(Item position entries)

---+---

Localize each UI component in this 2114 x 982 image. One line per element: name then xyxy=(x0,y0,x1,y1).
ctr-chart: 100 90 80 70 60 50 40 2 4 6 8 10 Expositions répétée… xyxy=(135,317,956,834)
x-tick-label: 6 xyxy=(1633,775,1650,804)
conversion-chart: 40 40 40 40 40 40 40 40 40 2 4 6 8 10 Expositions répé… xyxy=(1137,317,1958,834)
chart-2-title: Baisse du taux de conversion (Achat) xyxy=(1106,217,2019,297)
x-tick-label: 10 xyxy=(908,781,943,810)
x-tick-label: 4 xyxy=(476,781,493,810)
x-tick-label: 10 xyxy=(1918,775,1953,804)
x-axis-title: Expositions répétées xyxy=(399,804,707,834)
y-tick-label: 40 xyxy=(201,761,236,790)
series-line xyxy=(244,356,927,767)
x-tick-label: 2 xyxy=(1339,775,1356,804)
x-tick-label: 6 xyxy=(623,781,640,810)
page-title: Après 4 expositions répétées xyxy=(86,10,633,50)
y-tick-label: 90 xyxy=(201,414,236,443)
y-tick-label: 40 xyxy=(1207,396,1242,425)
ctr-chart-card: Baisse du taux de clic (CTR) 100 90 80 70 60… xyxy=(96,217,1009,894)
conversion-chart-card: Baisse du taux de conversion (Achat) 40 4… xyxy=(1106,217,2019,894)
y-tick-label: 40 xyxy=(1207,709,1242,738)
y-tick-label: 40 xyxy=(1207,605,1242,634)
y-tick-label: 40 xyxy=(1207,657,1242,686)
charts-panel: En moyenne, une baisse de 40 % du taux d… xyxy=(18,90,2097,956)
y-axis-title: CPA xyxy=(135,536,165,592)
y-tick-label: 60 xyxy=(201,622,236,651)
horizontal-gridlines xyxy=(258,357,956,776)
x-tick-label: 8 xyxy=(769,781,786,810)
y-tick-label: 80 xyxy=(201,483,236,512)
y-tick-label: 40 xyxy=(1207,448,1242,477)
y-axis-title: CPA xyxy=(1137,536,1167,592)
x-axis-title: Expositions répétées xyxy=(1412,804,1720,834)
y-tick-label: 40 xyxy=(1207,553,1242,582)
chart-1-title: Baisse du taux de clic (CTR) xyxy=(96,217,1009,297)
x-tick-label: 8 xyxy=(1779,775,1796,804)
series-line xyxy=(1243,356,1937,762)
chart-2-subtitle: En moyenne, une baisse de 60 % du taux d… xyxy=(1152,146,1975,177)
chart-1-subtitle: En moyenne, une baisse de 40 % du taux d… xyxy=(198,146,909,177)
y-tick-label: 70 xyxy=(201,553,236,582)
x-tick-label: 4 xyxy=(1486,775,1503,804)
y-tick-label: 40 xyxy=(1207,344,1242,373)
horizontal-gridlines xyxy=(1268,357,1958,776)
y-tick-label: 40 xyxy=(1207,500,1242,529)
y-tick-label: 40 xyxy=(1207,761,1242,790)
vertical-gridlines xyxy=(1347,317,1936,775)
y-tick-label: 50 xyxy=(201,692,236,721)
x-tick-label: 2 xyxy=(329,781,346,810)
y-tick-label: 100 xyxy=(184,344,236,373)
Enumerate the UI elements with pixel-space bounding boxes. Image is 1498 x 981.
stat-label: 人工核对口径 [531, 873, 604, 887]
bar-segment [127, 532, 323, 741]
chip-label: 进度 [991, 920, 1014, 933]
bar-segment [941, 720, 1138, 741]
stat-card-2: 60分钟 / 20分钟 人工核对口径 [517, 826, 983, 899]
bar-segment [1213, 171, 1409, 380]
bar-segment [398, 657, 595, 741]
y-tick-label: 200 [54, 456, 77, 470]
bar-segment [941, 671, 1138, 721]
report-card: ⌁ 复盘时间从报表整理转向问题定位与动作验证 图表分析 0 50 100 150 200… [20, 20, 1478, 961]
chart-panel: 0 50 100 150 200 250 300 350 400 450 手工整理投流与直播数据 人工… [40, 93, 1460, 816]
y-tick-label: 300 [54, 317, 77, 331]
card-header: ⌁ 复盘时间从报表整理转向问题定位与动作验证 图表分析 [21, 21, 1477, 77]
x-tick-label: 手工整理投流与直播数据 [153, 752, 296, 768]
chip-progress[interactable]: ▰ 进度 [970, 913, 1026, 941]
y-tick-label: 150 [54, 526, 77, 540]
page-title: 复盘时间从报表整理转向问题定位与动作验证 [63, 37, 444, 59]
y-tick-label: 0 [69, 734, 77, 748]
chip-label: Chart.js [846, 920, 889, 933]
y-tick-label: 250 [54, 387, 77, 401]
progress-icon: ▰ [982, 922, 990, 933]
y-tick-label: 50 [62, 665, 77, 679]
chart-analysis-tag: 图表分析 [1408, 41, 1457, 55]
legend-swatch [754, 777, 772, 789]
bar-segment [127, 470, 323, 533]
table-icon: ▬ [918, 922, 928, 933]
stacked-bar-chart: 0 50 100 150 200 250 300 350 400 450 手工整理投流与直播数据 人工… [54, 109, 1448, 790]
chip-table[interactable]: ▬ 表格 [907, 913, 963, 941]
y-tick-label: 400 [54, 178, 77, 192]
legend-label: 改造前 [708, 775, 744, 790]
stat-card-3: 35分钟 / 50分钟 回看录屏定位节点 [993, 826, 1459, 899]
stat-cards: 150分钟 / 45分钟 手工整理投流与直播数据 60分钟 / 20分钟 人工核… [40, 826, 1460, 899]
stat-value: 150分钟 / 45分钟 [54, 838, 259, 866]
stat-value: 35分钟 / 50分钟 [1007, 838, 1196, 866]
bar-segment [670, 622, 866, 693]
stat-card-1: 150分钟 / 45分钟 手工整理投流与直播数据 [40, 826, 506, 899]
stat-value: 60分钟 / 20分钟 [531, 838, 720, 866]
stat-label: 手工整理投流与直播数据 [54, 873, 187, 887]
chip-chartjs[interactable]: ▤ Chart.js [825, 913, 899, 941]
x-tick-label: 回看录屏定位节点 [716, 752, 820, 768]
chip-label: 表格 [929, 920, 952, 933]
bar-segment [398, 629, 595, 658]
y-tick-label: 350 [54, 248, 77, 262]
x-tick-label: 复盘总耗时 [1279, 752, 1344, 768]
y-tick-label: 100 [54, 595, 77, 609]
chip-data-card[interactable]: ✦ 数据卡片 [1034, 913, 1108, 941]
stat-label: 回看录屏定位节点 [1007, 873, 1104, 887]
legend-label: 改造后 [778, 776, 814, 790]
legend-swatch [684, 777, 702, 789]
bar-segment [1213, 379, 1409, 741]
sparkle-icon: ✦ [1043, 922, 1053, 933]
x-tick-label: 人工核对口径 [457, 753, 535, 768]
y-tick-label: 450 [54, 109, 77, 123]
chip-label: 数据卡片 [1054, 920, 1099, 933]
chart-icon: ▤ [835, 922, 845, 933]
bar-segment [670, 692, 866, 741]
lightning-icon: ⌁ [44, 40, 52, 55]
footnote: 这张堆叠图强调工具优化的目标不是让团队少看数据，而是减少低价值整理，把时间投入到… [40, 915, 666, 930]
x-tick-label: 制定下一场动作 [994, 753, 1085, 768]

---+---

> SHORT EXERCISE: Copy all of the data above verbatim, line for line, from the first entry to the last.

> EXERCISE ANSWER:
Localize each UI component in this 2114 x 982 image. One line per element: name then xyxy=(x0,y0,x1,y1).
ctr-chart: 100 90 80 70 60 50 40 2 4 6 8 10 Expositions répétée… xyxy=(135,317,956,834)
x-tick-label: 6 xyxy=(1633,775,1650,804)
conversion-chart: 40 40 40 40 40 40 40 40 40 2 4 6 8 10 Expositions répé… xyxy=(1137,317,1958,834)
chart-2-title: Baisse du taux de conversion (Achat) xyxy=(1106,217,2019,297)
x-tick-label: 10 xyxy=(908,781,943,810)
x-tick-label: 4 xyxy=(476,781,493,810)
x-tick-label: 10 xyxy=(1918,775,1953,804)
x-axis-title: Expositions répétées xyxy=(399,804,707,834)
y-tick-label: 40 xyxy=(201,761,236,790)
series-line xyxy=(244,356,927,767)
x-tick-label: 2 xyxy=(1339,775,1356,804)
x-tick-label: 6 xyxy=(623,781,640,810)
page-title: Après 4 expositions répétées xyxy=(86,10,633,50)
y-tick-label: 90 xyxy=(201,414,236,443)
y-tick-label: 40 xyxy=(1207,396,1242,425)
ctr-chart-card: Baisse du taux de clic (CTR) 100 90 80 70 60… xyxy=(96,217,1009,894)
conversion-chart-card: Baisse du taux de conversion (Achat) 40 4… xyxy=(1106,217,2019,894)
y-tick-label: 40 xyxy=(1207,709,1242,738)
y-tick-label: 40 xyxy=(1207,605,1242,634)
y-tick-label: 40 xyxy=(1207,657,1242,686)
charts-panel: En moyenne, une baisse de 40 % du taux d… xyxy=(18,90,2097,956)
y-axis-title: CPA xyxy=(135,536,165,592)
y-tick-label: 60 xyxy=(201,622,236,651)
horizontal-gridlines xyxy=(258,357,956,776)
x-tick-label: 8 xyxy=(769,781,786,810)
y-tick-label: 80 xyxy=(201,483,236,512)
y-tick-label: 40 xyxy=(1207,448,1242,477)
y-axis-title: CPA xyxy=(1137,536,1167,592)
x-axis-title: Expositions répétées xyxy=(1412,804,1720,834)
y-tick-label: 40 xyxy=(1207,553,1242,582)
chart-1-title: Baisse du taux de clic (CTR) xyxy=(96,217,1009,297)
x-tick-label: 8 xyxy=(1779,775,1796,804)
series-line xyxy=(1243,356,1937,762)
chart-2-subtitle: En moyenne, une baisse de 60 % du taux d… xyxy=(1152,146,1975,177)
chart-1-subtitle: En moyenne, une baisse de 40 % du taux d… xyxy=(198,146,909,177)
y-tick-label: 70 xyxy=(201,553,236,582)
x-tick-label: 4 xyxy=(1486,775,1503,804)
y-tick-label: 40 xyxy=(1207,344,1242,373)
horizontal-gridlines xyxy=(1268,357,1958,776)
y-tick-label: 40 xyxy=(1207,500,1242,529)
y-tick-label: 40 xyxy=(1207,761,1242,790)
vertical-gridlines xyxy=(1347,317,1936,775)
y-tick-label: 50 xyxy=(201,692,236,721)
x-tick-label: 2 xyxy=(329,781,346,810)
y-tick-label: 100 xyxy=(184,344,236,373)
Enumerate the UI elements with pixel-space bounding boxes. Image is 1498 x 981.
stat-label: 人工核对口径 [531, 873, 604, 887]
bar-segment [127, 532, 323, 741]
chip-label: 进度 [991, 920, 1014, 933]
bar-segment [941, 720, 1138, 741]
stat-card-2: 60分钟 / 20分钟 人工核对口径 [517, 826, 983, 899]
bar-segment [1213, 171, 1409, 380]
bar-segment [398, 657, 595, 741]
y-tick-label: 200 [54, 456, 77, 470]
bar-segment [941, 671, 1138, 721]
report-card: ⌁ 复盘时间从报表整理转向问题定位与动作验证 图表分析 0 50 100 150 200… [20, 20, 1478, 961]
chart-panel: 0 50 100 150 200 250 300 350 400 450 手工整理投流与直播数据 人工… [40, 93, 1460, 816]
y-tick-label: 300 [54, 317, 77, 331]
card-header: ⌁ 复盘时间从报表整理转向问题定位与动作验证 图表分析 [21, 21, 1477, 77]
x-tick-label: 手工整理投流与直播数据 [153, 752, 296, 768]
chip-progress[interactable]: ▰ 进度 [970, 913, 1026, 941]
y-tick-label: 150 [54, 526, 77, 540]
page-title: 复盘时间从报表整理转向问题定位与动作验证 [63, 37, 444, 59]
y-tick-label: 0 [69, 734, 77, 748]
chip-label: Chart.js [846, 920, 889, 933]
y-tick-label: 250 [54, 387, 77, 401]
progress-icon: ▰ [982, 922, 990, 933]
y-tick-label: 50 [62, 665, 77, 679]
chart-analysis-tag: 图表分析 [1408, 41, 1457, 55]
legend-swatch [754, 777, 772, 789]
bar-segment [127, 470, 323, 533]
table-icon: ▬ [918, 922, 928, 933]
stacked-bar-chart: 0 50 100 150 200 250 300 350 400 450 手工整理投流与直播数据 人工… [54, 109, 1448, 790]
chip-table[interactable]: ▬ 表格 [907, 913, 963, 941]
y-tick-label: 400 [54, 178, 77, 192]
legend-label: 改造前 [708, 775, 744, 790]
stat-card-3: 35分钟 / 50分钟 回看录屏定位节点 [993, 826, 1459, 899]
stat-cards: 150分钟 / 45分钟 手工整理投流与直播数据 60分钟 / 20分钟 人工核… [40, 826, 1460, 899]
stat-value: 150分钟 / 45分钟 [54, 838, 259, 866]
stat-value: 35分钟 / 50分钟 [1007, 838, 1196, 866]
bar-segment [670, 622, 866, 693]
stat-card-1: 150分钟 / 45分钟 手工整理投流与直播数据 [40, 826, 506, 899]
stat-value: 60分钟 / 20分钟 [531, 838, 720, 866]
stat-label: 手工整理投流与直播数据 [54, 873, 187, 887]
chip-chartjs[interactable]: ▤ Chart.js [825, 913, 899, 941]
x-tick-label: 回看录屏定位节点 [716, 752, 820, 768]
chip-label: 表格 [929, 920, 952, 933]
bar-segment [398, 629, 595, 658]
y-tick-label: 350 [54, 248, 77, 262]
x-tick-label: 复盘总耗时 [1279, 752, 1344, 768]
y-tick-label: 100 [54, 595, 77, 609]
chip-data-card[interactable]: ✦ 数据卡片 [1034, 913, 1108, 941]
stat-label: 回看录屏定位节点 [1007, 873, 1104, 887]
legend-label: 改造后 [778, 776, 814, 790]
legend-swatch [684, 777, 702, 789]
bar-segment [1213, 379, 1409, 741]
sparkle-icon: ✦ [1043, 922, 1053, 933]
x-tick-label: 人工核对口径 [457, 753, 535, 768]
y-tick-label: 450 [54, 109, 77, 123]
chip-label: 数据卡片 [1054, 920, 1099, 933]
chart-icon: ▤ [835, 922, 845, 933]
bar-segment [670, 692, 866, 741]
lightning-icon: ⌁ [44, 40, 52, 55]
footnote: 这张堆叠图强调工具优化的目标不是让团队少看数据，而是减少低价值整理，把时间投入到… [40, 915, 666, 930]
x-tick-label: 制定下一场动作 [994, 753, 1085, 768]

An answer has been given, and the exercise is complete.